Material to process
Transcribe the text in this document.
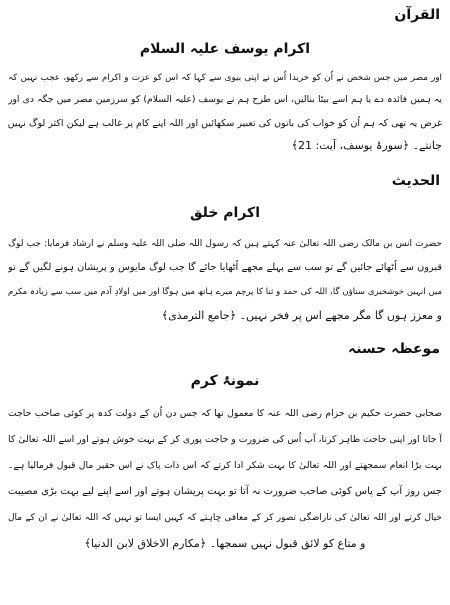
القرآن
اکرام یوسف علیہ السلام
اور مصر میں جس شخص نے اُن کو خریدا اُس نے اپنی بیوی سے کہا کہ اس کو عزت و اکرام سے رکھو، عجب نہیں کہ
یہ ہمیں فائدہ دے یا ہم اسے بیٹا بنالیں، اس طرح ہم نے یوسف (علیہ السلام) کو سرزمین مصر میں جگہ دی اور
غرض یہ تھی کہ ہم اُن کو خواب کی باتوں کی تعبیر سکھائیں اور اللہ اپنے کام پر غالب ہے لیکن اکثر لوگ نہیں
جانتے۔ ﴿سورۂ یوسف، آیت: 21﴾
الحدیث
اکرام خلق
حضرت انس بن مالک رضی اللہ تعالیٰ عنہ کہتے ہیں کہ رسول اللہ صلی اللہ علیہ وسلم نے ارشاد فرمایا: جب لوگ
قبروں سے اُٹھائے جائیں گے تو سب سے پہلے مجھے اُٹھایا جائے گا جب لوگ مایوس و پریشان ہونے لگیں گے تو
میں انہیں خوشخبری سناؤں گا، اللہ کی حمد و ثنا کا پرچم میرے ہاتھ میں ہوگا اور میں اولادِ آدم میں سب سے زیادہ مکرم
و معزز ہوں گا مگر مجھے اس پر فخر نہیں۔ ﴿جامع الترمذی﴾
موعظہ حسنہ
نمونۂ کرم
صحابی حضرت حکیم بن حزام رضی اللہ عنہ کا معمول تھا کہ جس دن اُن کے دولت کدہ پر کوئی صاحب حاجت
آ جاتا اور اپنی حاجت ظاہر کرتا، آپ اُس کی ضرورت و حاجت پوری کر کے بہت خوش ہوتے اور اسے اللہ تعالیٰ کا
بہت بڑا انعام سمجھتے اور اللہ تعالیٰ کا بہت شکر ادا کرتے کہ اس ذات پاک نے اس حقیر مال قبول فرمالیا ہے۔
جس روز آپ کے پاس کوئی صاحب ضرورت نہ آتا تو بہت پریشان ہوتے اور اسے اپنے لیے بہت بڑی مصیبت
خیال کرتے اور اللہ تعالیٰ کی ناراضگی تصور کر کے معافی چاہتے کہ کہیں ایسا تو نہیں کہ اللہ تعالیٰ نے ان کے مال
و متاع کو لائق قبول نہیں سمجھا۔ ﴿مکارم الاخلاق لابن الدنیا﴾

Required work
The records above are to be quoted exactly, with all pictures left out.

Correct answer
Transcribe the text in this document.
القرآن
اکرام یوسف علیہ السلام
اور مصر میں جس شخص نے اُن کو خریدا اُس نے اپنی بیوی سے کہا کہ اس کو عزت و اکرام سے رکھو، عجب نہیں کہ
یہ ہمیں فائدہ دے یا ہم اسے بیٹا بنالیں، اس طرح ہم نے یوسف (علیہ السلام) کو سرزمین مصر میں جگہ دی اور
غرض یہ تھی کہ ہم اُن کو خواب کی باتوں کی تعبیر سکھائیں اور اللہ اپنے کام پر غالب ہے لیکن اکثر لوگ نہیں
جانتے۔ ﴿سورۂ یوسف، آیت: 21﴾
الحدیث
اکرام خلق
حضرت انس بن مالک رضی اللہ تعالیٰ عنہ کہتے ہیں کہ رسول اللہ صلی اللہ علیہ وسلم نے ارشاد فرمایا: جب لوگ
قبروں سے اُٹھائے جائیں گے تو سب سے پہلے مجھے اُٹھایا جائے گا جب لوگ مایوس و پریشان ہونے لگیں گے تو
میں انہیں خوشخبری سناؤں گا، اللہ کی حمد و ثنا کا پرچم میرے ہاتھ میں ہوگا اور میں اولادِ آدم میں سب سے زیادہ مکرم
و معزز ہوں گا مگر مجھے اس پر فخر نہیں۔ ﴿جامع الترمذی﴾
موعظہ حسنہ
نمونۂ کرم
صحابی حضرت حکیم بن حزام رضی اللہ عنہ کا معمول تھا کہ جس دن اُن کے دولت کدہ پر کوئی صاحب حاجت
آ جاتا اور اپنی حاجت ظاہر کرتا، آپ اُس کی ضرورت و حاجت پوری کر کے بہت خوش ہوتے اور اسے اللہ تعالیٰ کا
بہت بڑا انعام سمجھتے اور اللہ تعالیٰ کا بہت شکر ادا کرتے کہ اس ذات پاک نے اس حقیر مال قبول فرمالیا ہے۔
جس روز آپ کے پاس کوئی صاحب ضرورت نہ آتا تو بہت پریشان ہوتے اور اسے اپنے لیے بہت بڑی مصیبت
خیال کرتے اور اللہ تعالیٰ کی ناراضگی تصور کر کے معافی چاہتے کہ کہیں ایسا تو نہیں کہ اللہ تعالیٰ نے ان کے مال
و متاع کو لائق قبول نہیں سمجھا۔ ﴿مکارم الاخلاق لابن الدنیا﴾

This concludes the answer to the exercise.